[Start Information supplied]
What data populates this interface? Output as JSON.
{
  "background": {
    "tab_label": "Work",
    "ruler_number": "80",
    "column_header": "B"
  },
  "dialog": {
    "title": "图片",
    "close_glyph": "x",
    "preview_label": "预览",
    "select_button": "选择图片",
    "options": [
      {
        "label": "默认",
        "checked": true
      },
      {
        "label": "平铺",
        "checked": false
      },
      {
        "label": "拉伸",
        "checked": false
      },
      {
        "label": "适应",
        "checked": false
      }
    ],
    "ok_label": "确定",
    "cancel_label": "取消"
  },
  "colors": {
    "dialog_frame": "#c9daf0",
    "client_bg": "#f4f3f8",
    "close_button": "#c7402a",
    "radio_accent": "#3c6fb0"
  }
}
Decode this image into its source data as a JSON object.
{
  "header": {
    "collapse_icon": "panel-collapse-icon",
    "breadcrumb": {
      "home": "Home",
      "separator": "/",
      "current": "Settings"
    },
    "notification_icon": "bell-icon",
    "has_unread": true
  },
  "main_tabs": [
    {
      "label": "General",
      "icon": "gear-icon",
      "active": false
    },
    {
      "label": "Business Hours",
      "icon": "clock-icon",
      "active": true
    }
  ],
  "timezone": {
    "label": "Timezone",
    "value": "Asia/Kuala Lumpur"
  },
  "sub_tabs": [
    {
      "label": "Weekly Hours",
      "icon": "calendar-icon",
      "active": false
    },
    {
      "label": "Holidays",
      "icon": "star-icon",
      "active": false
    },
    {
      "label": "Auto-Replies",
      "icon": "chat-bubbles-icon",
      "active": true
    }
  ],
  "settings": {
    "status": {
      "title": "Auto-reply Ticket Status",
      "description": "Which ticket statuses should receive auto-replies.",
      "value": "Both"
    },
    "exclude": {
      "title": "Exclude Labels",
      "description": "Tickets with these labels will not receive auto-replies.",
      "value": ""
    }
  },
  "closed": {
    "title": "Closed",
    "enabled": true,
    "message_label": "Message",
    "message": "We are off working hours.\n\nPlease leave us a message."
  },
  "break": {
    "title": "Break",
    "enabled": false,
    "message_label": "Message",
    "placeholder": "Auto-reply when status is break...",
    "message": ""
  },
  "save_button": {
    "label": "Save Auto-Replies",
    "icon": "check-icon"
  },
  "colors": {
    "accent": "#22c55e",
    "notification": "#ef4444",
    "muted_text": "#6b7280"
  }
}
[End Information supplied]
* **What you should do**
Begin with the line that contains "Decode this image" and quote each line after it exactly, stopping after the last line of the data.

* **Full answer**
Decode this image into its source data as a JSON object.
{
  "header": {
    "collapse_icon": "panel-collapse-icon",
    "breadcrumb": {
      "home": "Home",
      "separator": "/",
      "current": "Settings"
    },
    "notification_icon": "bell-icon",
    "has_unread": true
  },
  "main_tabs": [
    {
      "label": "General",
      "icon": "gear-icon",
      "active": false
    },
    {
      "label": "Business Hours",
      "icon": "clock-icon",
      "active": true
    }
  ],
  "timezone": {
    "label": "Timezone",
    "value": "Asia/Kuala Lumpur"
  },
  "sub_tabs": [
    {
      "label": "Weekly Hours",
      "icon": "calendar-icon",
      "active": false
    },
    {
      "label": "Holidays",
      "icon": "star-icon",
      "active": false
    },
    {
      "label": "Auto-Replies",
      "icon": "chat-bubbles-icon",
      "active": true
    }
  ],
  "settings": {
    "status": {
      "title": "Auto-reply Ticket Status",
      "description": "Which ticket statuses should receive auto-replies.",
      "value": "Both"
    },
    "exclude": {
      "title": "Exclude Labels",
      "description": "Tickets with these labels will not receive auto-replies.",
      "value": ""
    }
  },
  "closed": {
    "title": "Closed",
    "enabled": true,
    "message_label": "Message",
    "message": "We are off working hours.\n\nPlease leave us a message."
  },
  "break": {
    "title": "Break",
    "enabled": false,
    "message_label": "Message",
    "placeholder": "Auto-reply when status is break...",
    "message": ""
  },
  "save_button": {
    "label": "Save Auto-Replies",
    "icon": "check-icon"
  },
  "colors": {
    "accent": "#22c55e",
    "notification": "#ef4444",
    "muted_text": "#6b7280"
  }
}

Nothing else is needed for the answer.